**The exercise**
Copy every line from the data below in which the string "horizontal" can be found.

___ Raw records ___

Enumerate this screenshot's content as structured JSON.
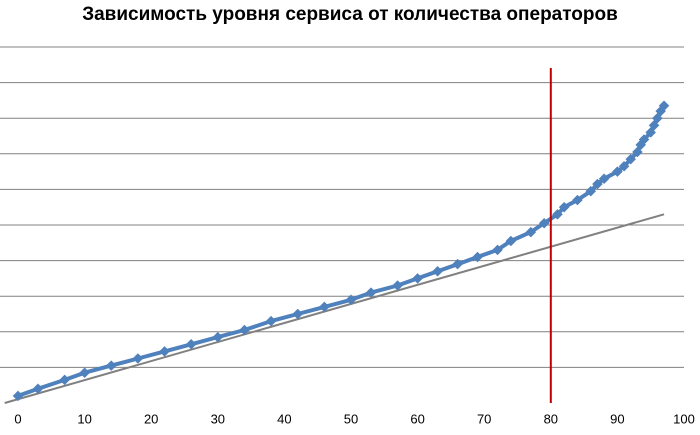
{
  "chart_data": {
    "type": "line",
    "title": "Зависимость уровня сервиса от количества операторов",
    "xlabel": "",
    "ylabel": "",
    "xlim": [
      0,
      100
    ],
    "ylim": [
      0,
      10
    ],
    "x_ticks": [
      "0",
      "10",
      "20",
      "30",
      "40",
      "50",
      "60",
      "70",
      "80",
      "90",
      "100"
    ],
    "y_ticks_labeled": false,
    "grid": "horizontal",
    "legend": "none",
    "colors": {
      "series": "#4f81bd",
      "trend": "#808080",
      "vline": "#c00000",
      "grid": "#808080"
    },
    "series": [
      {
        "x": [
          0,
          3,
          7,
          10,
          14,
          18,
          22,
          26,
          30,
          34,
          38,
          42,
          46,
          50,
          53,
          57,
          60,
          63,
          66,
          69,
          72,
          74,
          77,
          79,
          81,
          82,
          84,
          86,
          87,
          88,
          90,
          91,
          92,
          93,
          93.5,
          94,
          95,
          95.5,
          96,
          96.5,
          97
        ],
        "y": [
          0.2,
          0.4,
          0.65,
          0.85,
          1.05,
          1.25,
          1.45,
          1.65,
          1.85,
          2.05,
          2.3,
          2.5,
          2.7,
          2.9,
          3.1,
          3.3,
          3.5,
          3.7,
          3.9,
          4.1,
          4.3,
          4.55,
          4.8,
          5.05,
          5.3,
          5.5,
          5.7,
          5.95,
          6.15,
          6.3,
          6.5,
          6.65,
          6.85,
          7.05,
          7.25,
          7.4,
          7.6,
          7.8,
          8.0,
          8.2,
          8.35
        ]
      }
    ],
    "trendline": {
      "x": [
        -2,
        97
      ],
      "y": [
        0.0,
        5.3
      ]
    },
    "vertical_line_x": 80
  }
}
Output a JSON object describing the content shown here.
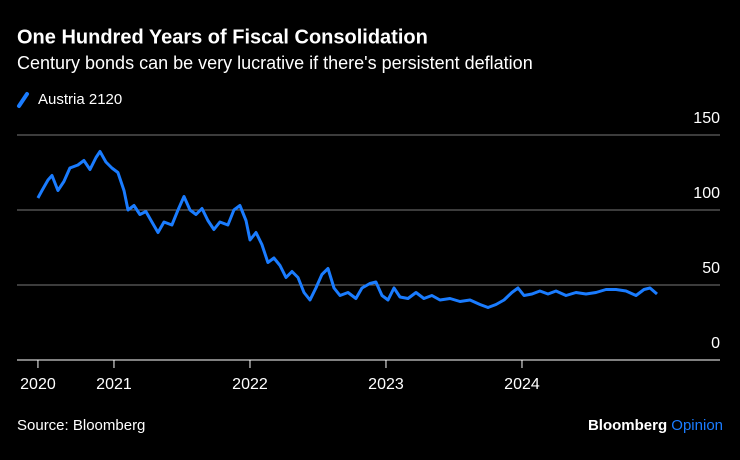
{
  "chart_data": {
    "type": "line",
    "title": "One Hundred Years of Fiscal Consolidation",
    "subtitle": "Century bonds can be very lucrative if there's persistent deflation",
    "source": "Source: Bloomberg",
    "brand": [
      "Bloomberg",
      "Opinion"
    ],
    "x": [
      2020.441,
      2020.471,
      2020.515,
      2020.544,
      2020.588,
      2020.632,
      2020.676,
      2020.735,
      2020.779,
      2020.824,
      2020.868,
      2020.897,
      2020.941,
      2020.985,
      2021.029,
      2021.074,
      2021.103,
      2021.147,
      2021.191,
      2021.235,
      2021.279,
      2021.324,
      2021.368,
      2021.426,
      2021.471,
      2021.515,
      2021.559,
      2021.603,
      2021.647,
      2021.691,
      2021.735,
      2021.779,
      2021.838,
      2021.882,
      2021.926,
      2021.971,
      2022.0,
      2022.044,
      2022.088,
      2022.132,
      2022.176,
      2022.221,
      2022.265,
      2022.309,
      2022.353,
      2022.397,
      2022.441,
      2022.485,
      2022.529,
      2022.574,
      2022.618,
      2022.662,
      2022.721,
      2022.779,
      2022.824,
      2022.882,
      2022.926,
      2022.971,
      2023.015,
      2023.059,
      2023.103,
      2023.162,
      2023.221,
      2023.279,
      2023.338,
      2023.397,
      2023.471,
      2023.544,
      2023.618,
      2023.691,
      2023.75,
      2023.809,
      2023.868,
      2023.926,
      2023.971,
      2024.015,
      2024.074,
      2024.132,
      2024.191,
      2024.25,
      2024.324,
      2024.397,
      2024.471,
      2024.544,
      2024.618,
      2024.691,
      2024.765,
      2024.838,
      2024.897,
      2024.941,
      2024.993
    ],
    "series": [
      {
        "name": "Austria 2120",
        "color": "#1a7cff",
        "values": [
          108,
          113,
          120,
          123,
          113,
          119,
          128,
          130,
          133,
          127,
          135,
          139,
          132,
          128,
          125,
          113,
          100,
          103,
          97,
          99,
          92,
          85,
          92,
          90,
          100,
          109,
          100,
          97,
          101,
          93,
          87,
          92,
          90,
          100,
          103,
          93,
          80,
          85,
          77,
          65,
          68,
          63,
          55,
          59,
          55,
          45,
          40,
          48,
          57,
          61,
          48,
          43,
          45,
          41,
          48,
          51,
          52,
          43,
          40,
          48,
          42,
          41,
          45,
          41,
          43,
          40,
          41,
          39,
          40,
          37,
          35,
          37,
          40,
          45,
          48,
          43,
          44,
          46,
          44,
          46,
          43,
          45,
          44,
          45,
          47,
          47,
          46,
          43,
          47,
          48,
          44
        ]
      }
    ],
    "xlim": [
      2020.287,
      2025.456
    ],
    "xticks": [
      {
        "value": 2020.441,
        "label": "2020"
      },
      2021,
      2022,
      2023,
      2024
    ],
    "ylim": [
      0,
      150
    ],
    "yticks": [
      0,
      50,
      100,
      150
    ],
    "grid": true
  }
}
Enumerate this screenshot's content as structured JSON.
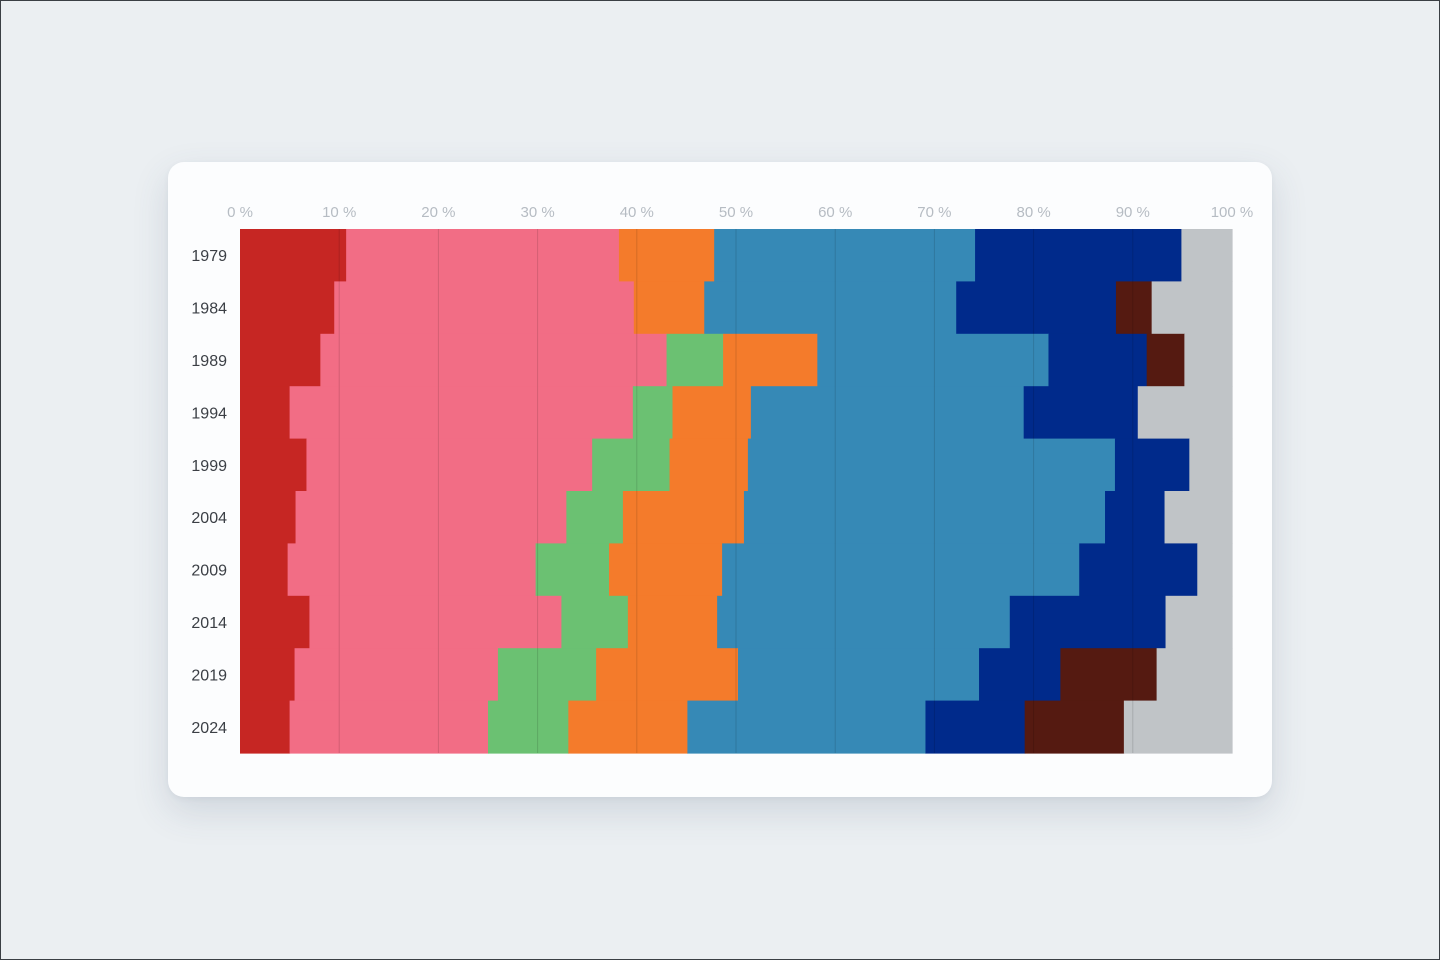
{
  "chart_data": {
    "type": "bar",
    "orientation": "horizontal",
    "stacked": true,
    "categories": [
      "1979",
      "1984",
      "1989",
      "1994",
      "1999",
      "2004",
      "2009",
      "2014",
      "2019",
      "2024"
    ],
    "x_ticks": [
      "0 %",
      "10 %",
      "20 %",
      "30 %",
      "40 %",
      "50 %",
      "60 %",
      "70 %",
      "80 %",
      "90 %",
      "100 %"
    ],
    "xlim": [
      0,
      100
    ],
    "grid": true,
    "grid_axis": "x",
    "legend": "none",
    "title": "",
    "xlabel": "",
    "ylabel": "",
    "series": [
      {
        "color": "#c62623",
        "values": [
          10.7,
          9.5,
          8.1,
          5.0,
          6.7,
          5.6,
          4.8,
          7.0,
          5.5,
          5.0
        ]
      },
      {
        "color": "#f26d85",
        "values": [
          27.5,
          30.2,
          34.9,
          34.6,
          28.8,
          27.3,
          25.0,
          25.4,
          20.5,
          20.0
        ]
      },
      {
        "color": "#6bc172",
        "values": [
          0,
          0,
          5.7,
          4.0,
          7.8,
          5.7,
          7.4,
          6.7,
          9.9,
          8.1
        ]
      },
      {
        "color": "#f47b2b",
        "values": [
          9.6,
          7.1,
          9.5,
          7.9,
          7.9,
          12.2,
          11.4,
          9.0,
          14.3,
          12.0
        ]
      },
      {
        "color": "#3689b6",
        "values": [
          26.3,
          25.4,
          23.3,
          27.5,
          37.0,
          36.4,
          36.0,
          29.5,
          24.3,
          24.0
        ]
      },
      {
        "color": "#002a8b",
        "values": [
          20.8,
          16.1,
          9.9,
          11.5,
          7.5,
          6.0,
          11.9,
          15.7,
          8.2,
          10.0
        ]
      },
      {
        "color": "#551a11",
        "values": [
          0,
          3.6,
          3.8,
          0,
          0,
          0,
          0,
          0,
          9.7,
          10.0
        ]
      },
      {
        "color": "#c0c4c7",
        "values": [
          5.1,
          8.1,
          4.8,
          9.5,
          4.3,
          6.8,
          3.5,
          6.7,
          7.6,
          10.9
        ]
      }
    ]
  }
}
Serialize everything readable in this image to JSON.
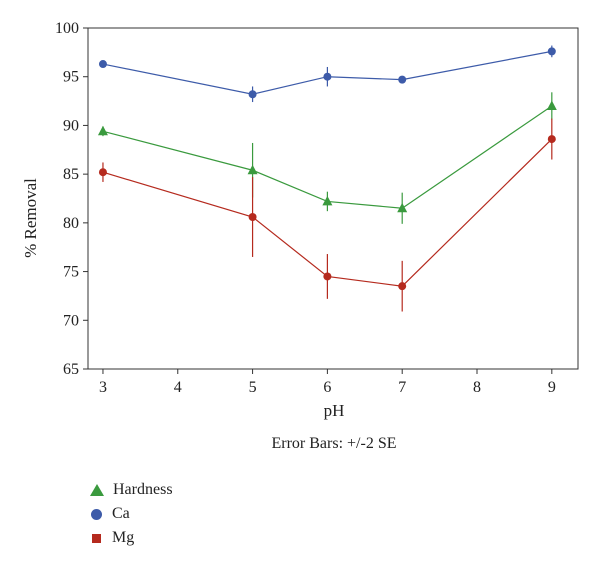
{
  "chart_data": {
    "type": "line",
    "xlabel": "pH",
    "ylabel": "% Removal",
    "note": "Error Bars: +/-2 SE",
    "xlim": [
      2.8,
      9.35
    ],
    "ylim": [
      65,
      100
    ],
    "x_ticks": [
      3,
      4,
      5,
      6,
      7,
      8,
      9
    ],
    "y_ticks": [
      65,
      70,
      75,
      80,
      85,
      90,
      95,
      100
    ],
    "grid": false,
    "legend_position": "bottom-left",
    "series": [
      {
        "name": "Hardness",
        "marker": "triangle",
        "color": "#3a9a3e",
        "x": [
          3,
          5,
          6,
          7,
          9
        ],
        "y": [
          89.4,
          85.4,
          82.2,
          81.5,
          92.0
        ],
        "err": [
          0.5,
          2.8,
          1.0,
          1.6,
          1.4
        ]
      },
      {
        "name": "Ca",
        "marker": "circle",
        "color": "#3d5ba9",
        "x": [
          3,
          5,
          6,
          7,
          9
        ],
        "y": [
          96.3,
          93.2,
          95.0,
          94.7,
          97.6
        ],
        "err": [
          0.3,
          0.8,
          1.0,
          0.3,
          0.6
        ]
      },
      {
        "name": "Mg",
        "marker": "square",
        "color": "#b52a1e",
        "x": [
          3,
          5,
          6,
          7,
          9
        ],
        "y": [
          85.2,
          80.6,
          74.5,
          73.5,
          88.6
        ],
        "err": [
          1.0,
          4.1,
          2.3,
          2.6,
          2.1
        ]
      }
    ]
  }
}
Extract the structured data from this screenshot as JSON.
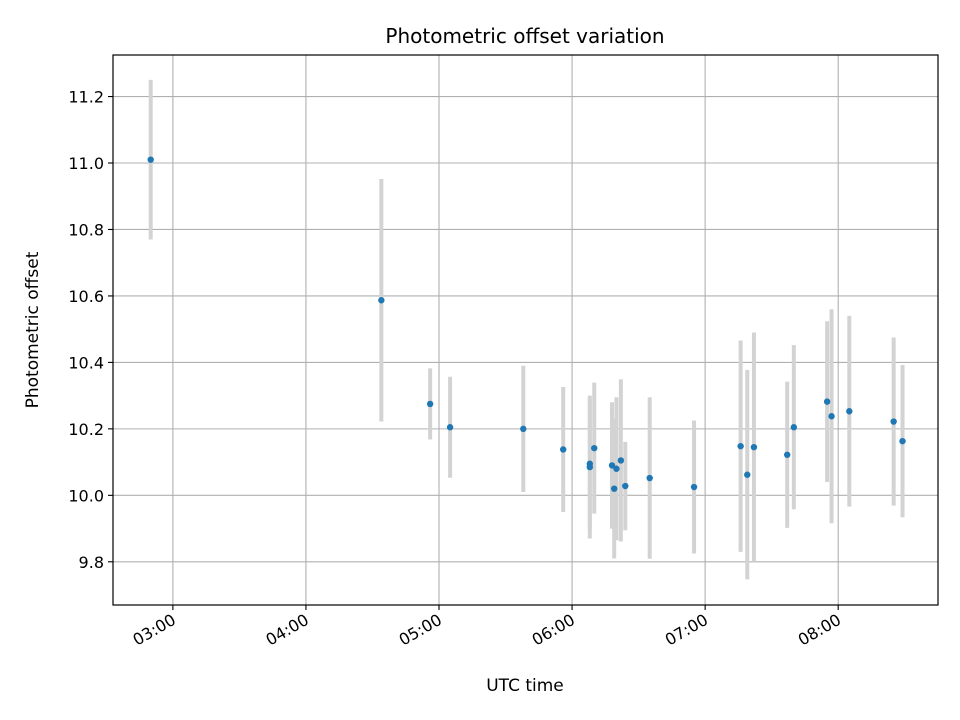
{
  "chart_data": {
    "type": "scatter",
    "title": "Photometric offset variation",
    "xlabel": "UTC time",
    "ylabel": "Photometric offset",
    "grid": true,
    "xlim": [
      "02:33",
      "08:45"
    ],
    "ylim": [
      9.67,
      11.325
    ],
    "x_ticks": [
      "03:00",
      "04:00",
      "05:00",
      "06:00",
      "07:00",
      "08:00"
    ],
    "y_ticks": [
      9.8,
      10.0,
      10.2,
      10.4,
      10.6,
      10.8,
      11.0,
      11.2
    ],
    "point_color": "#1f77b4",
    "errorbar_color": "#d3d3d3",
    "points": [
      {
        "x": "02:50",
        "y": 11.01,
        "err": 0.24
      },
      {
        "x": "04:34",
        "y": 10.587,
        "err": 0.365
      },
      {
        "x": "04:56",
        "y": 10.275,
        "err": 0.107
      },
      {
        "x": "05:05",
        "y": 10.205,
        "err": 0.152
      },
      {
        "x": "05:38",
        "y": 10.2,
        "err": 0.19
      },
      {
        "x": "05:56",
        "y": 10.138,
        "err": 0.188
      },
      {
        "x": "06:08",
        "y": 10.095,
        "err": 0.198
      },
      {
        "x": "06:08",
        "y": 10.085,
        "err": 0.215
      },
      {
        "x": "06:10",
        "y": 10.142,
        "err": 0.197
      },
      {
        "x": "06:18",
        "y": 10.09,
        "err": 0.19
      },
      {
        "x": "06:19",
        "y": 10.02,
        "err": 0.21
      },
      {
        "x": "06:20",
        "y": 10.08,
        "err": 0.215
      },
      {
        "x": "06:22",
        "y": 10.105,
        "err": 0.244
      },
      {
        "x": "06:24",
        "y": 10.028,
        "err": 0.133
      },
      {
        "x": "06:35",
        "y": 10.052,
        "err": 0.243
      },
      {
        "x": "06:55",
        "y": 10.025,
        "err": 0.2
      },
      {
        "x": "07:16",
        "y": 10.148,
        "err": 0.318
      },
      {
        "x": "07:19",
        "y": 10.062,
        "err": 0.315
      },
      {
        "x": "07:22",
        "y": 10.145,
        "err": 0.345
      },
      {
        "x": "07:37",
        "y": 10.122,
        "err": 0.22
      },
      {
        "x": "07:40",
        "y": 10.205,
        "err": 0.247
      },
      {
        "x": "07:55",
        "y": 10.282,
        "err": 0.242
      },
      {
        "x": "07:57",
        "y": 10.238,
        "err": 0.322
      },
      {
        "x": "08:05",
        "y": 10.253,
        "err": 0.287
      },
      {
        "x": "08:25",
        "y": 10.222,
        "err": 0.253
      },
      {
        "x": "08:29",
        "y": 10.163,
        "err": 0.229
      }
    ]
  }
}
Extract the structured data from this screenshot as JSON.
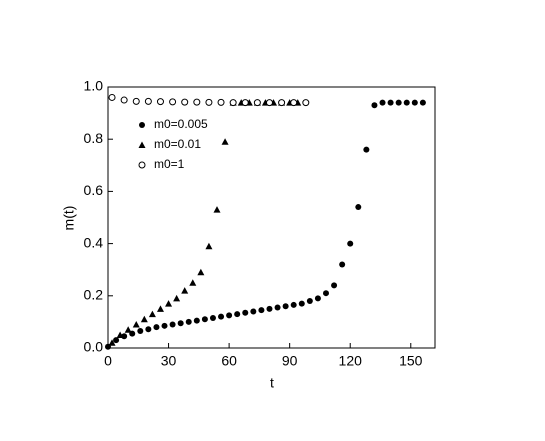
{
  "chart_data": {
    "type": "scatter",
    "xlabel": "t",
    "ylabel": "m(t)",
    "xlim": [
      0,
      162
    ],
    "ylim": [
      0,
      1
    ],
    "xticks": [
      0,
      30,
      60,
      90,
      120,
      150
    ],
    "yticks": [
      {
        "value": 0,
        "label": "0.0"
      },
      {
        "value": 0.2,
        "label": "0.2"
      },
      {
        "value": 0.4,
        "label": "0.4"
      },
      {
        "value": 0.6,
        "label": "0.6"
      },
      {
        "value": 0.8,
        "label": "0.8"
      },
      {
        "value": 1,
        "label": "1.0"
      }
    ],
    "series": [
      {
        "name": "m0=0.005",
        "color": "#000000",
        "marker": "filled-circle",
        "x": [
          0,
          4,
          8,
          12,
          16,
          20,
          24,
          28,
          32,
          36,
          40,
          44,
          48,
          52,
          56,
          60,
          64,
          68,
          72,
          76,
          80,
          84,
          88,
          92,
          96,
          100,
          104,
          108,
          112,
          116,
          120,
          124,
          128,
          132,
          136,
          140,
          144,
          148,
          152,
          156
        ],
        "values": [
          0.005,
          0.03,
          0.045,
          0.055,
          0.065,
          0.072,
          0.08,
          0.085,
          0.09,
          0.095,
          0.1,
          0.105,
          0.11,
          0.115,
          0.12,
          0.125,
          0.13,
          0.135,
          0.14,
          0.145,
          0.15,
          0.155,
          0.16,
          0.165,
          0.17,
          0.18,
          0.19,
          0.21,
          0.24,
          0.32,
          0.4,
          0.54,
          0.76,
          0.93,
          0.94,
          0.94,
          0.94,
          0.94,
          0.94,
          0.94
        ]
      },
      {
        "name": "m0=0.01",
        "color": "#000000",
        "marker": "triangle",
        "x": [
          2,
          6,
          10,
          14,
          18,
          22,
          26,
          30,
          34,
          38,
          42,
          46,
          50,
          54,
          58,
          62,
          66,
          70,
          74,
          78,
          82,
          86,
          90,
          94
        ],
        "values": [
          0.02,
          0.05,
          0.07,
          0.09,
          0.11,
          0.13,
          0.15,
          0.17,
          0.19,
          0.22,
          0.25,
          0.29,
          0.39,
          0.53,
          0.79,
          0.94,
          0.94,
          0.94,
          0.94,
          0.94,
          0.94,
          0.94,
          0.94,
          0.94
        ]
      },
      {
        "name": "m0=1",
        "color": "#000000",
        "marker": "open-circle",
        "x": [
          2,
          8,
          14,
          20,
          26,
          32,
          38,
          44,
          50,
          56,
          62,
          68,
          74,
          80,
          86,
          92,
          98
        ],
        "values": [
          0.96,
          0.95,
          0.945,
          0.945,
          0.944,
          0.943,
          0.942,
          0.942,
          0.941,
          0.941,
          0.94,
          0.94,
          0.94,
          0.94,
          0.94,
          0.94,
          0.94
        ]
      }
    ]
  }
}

___

**The result**
    "grid": "horizontal",
    "orientation": "horizontal",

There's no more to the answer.